__INPUT__
----------------
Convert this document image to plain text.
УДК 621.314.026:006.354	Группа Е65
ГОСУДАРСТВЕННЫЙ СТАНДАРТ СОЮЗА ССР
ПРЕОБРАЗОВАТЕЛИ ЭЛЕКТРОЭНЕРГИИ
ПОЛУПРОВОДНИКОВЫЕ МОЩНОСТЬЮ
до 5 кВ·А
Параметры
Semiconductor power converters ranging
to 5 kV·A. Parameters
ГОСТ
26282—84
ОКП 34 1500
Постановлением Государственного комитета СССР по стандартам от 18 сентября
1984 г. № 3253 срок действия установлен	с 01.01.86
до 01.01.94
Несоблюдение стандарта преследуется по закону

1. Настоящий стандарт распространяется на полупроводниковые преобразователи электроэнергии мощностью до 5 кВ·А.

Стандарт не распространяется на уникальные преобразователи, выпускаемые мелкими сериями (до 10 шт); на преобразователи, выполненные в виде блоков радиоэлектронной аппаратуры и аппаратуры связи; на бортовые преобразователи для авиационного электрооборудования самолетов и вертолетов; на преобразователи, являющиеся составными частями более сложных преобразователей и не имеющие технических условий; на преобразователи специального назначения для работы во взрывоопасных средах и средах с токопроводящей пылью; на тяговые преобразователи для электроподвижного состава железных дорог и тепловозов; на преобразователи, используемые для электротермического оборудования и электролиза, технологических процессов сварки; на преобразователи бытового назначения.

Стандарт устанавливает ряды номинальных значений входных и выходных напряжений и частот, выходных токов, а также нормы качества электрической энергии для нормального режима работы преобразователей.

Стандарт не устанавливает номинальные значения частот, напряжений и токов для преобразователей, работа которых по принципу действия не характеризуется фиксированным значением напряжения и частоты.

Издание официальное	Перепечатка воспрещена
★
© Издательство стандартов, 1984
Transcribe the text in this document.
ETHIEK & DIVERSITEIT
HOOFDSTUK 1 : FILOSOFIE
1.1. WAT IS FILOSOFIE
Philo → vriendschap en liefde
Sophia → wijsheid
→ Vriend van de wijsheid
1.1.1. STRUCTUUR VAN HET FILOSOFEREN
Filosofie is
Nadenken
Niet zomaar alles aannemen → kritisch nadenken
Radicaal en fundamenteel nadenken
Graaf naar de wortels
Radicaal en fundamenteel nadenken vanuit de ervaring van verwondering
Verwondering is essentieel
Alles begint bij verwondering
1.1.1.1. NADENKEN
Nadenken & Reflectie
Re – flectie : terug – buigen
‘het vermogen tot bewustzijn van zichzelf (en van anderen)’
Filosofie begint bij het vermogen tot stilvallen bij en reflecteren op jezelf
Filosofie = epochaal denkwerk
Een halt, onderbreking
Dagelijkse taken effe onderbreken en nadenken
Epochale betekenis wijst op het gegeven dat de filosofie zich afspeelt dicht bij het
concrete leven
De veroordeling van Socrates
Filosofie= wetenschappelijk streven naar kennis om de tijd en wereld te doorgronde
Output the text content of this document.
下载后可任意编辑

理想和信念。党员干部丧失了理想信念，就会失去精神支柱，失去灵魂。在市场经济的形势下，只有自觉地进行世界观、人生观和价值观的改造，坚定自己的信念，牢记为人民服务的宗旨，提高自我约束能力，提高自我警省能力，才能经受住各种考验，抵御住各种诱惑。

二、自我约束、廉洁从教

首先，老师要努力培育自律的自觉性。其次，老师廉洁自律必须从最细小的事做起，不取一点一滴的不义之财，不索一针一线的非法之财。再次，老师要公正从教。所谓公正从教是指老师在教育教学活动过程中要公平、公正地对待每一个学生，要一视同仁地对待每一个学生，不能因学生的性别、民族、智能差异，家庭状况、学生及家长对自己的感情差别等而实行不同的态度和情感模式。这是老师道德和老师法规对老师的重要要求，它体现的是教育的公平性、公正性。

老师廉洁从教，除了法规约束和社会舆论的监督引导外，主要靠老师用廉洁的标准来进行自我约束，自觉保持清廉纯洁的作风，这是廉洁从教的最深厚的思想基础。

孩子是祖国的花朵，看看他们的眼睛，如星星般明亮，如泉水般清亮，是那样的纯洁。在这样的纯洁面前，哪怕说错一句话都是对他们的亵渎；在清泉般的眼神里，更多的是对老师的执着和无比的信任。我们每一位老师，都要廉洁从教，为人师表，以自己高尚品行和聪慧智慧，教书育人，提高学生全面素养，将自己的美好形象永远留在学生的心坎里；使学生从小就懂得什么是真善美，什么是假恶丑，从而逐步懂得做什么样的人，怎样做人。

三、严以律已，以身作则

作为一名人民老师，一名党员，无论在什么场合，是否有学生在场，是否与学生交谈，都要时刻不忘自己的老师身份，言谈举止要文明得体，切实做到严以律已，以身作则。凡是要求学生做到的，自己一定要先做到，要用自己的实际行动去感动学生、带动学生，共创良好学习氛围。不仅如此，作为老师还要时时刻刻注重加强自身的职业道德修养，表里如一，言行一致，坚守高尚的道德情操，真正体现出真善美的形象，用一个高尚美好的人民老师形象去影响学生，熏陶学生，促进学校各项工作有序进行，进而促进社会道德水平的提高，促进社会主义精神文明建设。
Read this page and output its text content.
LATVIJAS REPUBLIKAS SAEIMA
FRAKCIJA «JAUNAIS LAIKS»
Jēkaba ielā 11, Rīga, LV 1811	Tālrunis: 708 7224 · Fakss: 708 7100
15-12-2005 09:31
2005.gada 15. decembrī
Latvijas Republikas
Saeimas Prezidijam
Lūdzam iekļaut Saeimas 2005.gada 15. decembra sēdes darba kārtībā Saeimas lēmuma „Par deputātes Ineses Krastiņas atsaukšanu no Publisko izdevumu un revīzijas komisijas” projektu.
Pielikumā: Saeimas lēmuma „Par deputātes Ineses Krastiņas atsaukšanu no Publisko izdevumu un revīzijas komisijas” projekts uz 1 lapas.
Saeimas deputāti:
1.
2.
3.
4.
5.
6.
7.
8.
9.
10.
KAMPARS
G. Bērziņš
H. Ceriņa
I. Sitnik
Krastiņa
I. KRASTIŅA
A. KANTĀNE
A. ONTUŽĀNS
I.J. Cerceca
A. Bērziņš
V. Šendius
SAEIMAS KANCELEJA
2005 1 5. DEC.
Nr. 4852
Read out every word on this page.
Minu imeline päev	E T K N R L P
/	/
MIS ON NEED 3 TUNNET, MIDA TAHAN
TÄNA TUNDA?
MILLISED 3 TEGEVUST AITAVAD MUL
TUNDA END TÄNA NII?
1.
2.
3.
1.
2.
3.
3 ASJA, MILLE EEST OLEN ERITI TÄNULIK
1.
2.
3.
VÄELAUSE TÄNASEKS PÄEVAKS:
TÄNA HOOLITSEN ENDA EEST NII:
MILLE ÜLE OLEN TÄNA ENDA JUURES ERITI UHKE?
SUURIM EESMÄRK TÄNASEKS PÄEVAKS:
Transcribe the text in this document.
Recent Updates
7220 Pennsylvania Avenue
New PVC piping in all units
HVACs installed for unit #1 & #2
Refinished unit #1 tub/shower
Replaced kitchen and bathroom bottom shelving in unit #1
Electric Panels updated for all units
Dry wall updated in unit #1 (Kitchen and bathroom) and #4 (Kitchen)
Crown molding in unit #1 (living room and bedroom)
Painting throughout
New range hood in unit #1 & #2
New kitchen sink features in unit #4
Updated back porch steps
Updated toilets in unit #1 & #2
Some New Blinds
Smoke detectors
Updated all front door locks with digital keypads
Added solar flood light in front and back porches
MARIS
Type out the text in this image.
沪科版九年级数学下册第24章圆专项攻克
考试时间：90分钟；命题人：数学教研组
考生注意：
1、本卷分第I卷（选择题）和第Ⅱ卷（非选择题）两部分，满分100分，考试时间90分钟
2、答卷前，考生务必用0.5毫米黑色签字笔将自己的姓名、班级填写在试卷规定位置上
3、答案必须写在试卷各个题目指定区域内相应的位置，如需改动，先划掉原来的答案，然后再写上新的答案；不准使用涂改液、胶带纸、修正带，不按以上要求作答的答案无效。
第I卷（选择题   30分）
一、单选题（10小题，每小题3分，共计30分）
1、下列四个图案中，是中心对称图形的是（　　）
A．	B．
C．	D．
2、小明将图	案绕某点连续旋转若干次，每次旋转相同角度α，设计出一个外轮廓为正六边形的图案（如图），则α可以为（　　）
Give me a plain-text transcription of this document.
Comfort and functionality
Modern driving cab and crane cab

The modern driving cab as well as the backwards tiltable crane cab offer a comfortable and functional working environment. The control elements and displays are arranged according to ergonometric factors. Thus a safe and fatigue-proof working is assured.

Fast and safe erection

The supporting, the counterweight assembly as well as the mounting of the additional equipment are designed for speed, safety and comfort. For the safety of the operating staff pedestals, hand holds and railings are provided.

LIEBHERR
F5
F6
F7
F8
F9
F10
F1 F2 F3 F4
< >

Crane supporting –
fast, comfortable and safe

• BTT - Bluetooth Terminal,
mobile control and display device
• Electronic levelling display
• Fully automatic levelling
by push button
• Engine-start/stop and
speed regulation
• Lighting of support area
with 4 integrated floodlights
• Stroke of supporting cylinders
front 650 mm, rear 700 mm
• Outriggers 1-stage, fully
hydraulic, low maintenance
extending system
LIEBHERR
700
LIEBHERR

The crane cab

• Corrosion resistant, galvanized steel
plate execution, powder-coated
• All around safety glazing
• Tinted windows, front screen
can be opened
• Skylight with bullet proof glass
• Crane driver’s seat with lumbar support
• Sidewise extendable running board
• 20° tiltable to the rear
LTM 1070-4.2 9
----------------
__REQUIREMENT__
Where a line in the entries holds "устанавливает", copy that line.

__SOLUTION TO THE EXERCISE__
Стандарт устанавливает ряды номинальных значений входных и выходных напряжений и частот, выходных токов, а также нормы качества электрической энергии для нормального режима работы преобразователей.
Стандарт не устанавливает номинальные значения частот, напряжений и токов для преобразователей, работа которых по принципу действия не характеризуется фиксированным значением напряжения и частоты.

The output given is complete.